Entries from a data source
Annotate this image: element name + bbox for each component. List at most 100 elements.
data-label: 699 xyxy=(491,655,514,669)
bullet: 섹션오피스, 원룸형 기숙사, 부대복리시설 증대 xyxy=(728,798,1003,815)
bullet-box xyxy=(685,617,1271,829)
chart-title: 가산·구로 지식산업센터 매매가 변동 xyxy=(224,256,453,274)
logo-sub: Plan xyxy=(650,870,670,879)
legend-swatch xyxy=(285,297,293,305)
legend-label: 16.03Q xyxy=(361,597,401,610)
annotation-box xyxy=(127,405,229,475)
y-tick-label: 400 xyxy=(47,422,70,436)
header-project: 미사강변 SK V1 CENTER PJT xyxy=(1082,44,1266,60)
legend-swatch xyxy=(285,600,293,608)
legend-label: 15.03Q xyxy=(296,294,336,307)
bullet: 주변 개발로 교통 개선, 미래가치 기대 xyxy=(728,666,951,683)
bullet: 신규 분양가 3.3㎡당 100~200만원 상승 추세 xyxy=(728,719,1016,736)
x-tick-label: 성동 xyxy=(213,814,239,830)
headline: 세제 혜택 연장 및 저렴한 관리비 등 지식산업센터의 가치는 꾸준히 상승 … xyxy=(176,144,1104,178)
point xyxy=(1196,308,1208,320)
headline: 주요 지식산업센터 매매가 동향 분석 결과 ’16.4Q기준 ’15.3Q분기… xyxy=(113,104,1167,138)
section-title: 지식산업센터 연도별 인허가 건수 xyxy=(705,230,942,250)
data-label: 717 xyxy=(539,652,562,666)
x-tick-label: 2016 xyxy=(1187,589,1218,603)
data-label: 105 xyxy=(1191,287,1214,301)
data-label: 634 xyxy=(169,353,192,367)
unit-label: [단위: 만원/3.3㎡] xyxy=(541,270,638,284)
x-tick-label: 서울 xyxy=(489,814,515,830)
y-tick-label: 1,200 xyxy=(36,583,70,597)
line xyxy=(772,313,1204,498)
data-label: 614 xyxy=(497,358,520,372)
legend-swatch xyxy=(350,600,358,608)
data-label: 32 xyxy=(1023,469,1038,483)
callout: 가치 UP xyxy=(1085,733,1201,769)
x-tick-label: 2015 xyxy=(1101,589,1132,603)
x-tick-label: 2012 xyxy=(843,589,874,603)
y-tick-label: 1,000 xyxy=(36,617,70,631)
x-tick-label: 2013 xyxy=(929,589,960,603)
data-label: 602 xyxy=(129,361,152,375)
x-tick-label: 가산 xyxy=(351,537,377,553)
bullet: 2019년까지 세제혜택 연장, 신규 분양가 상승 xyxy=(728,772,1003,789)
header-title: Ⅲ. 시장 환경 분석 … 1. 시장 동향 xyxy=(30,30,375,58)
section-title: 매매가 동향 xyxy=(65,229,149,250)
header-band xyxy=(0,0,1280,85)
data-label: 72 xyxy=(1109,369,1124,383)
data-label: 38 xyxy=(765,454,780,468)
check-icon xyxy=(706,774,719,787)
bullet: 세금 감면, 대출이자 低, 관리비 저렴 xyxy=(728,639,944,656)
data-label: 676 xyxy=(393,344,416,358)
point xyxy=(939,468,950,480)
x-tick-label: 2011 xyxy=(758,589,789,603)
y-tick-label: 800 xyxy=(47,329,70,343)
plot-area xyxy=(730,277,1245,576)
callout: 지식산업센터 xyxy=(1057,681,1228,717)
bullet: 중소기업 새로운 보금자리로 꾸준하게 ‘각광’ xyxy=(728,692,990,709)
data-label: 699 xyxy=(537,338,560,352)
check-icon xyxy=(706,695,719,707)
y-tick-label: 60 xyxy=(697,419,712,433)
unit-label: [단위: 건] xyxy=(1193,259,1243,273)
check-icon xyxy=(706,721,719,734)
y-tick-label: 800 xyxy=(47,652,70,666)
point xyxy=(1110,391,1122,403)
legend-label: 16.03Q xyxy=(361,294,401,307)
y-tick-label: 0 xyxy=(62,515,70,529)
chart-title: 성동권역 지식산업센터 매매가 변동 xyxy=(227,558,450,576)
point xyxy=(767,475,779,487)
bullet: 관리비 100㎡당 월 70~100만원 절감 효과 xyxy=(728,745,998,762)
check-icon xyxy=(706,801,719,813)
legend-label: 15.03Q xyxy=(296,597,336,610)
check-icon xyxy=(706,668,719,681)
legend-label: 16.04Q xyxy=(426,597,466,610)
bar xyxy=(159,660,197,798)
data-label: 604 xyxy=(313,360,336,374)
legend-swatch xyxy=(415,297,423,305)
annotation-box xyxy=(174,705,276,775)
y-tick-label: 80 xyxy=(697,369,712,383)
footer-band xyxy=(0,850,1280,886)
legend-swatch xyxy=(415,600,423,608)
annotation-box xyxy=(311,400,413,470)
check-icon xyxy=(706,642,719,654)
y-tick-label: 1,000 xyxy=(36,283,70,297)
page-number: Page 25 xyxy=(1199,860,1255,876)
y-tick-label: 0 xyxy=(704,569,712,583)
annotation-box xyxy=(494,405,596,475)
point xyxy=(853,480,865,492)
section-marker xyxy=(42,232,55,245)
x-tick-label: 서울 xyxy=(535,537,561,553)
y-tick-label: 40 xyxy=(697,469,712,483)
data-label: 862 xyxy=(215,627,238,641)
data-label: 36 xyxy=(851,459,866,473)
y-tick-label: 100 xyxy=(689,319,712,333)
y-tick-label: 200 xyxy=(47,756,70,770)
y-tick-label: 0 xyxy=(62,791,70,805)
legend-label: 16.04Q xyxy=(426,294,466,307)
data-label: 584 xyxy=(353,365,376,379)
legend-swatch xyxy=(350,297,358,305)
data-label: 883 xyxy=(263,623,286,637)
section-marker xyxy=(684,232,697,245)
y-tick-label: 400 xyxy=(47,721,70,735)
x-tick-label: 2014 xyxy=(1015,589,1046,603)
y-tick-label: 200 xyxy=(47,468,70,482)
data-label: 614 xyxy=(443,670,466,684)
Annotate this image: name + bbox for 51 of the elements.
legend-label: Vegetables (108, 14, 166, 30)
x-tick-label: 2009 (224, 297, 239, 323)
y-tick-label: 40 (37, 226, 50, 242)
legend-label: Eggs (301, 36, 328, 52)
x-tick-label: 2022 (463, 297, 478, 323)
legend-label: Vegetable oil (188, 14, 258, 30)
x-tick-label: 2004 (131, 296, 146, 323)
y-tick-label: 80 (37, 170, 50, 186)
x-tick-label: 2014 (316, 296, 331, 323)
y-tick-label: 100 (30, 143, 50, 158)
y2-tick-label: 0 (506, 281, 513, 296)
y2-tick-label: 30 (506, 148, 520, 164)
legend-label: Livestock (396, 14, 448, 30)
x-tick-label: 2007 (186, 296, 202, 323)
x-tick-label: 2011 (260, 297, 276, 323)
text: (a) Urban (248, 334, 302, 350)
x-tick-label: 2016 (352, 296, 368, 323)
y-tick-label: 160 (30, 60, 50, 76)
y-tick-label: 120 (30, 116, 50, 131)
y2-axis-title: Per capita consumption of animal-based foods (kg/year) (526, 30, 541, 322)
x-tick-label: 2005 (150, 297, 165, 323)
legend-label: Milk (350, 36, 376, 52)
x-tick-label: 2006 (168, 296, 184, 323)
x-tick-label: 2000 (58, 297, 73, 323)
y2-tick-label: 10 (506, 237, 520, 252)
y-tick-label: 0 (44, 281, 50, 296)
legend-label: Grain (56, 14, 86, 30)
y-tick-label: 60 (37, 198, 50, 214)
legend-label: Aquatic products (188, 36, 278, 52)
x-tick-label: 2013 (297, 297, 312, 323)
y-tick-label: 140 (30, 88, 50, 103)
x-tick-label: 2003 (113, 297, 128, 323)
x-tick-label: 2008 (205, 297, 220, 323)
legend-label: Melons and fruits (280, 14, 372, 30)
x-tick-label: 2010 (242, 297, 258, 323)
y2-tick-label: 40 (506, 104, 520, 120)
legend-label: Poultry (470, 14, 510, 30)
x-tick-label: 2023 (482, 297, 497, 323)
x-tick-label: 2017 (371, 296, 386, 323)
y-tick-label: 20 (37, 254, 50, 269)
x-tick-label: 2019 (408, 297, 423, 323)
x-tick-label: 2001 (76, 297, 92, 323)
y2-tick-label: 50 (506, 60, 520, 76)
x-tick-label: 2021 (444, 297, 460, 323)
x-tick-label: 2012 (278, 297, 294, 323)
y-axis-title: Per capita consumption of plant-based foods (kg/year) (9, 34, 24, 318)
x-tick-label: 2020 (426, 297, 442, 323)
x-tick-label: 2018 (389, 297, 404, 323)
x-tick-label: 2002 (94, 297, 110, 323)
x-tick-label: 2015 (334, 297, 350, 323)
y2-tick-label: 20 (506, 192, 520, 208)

## Given task
Express the entries from the start through the line containing "headline: 주요 지식산업센터" as a Markdown table with two columns, Row and Line. Give each line a row number and leave out blank lines.

## Solution
| Row | Line |
|---|---|
| 1 | Annotate this image: element name + bbox for each component. List at most 100 elements. |
| 2 | data-label: 699 xyxy=(491,655,514,669) |
| 3 | bullet: 섹션오피스, 원룸형 기숙사, 부대복리시설 증대 xyxy=(728,798,1003,815) |
| 4 | bullet-box xyxy=(685,617,1271,829) |
| 5 | chart-title: 가산·구로 지식산업센터 매매가 변동 xyxy=(224,256,453,274) |
| 6 | logo-sub: Plan xyxy=(650,870,670,879) |
| 7 | legend-swatch xyxy=(285,297,293,305) |
| 8 | legend-label: 16.03Q xyxy=(361,597,401,610) |
| 9 | annotation-box xyxy=(127,405,229,475) |
| 10 | y-tick-label: 400 xyxy=(47,422,70,436) |
| 11 | header-project: 미사강변 SK V1 CENTER PJT xyxy=(1082,44,1266,60) |
| 12 | legend-swatch xyxy=(285,600,293,608) |
| 13 | legend-label: 15.03Q xyxy=(296,294,336,307) |
| 14 | bullet: 주변 개발로 교통 개선, 미래가치 기대 xyxy=(728,666,951,683) |
| 15 | bullet: 신규 분양가 3.3㎡당 100~200만원 상승 추세 xyxy=(728,719,1016,736) |
| 16 | x-tick-label: 성동 xyxy=(213,814,239,830) |
| 17 | headline: 세제 혜택 연장 및 저렴한 관리비 등 지식산업센터의 가치는 꾸준히 상승 … xyxy=(176,144,1104,178) |
| 18 | point xyxy=(1196,308,1208,320) |
| 19 | headline: 주요 지식산업센터 매매가 동향 분석 결과 ’16.4Q기준 ’15.3Q분기… xyxy=(113,104,1167,138) |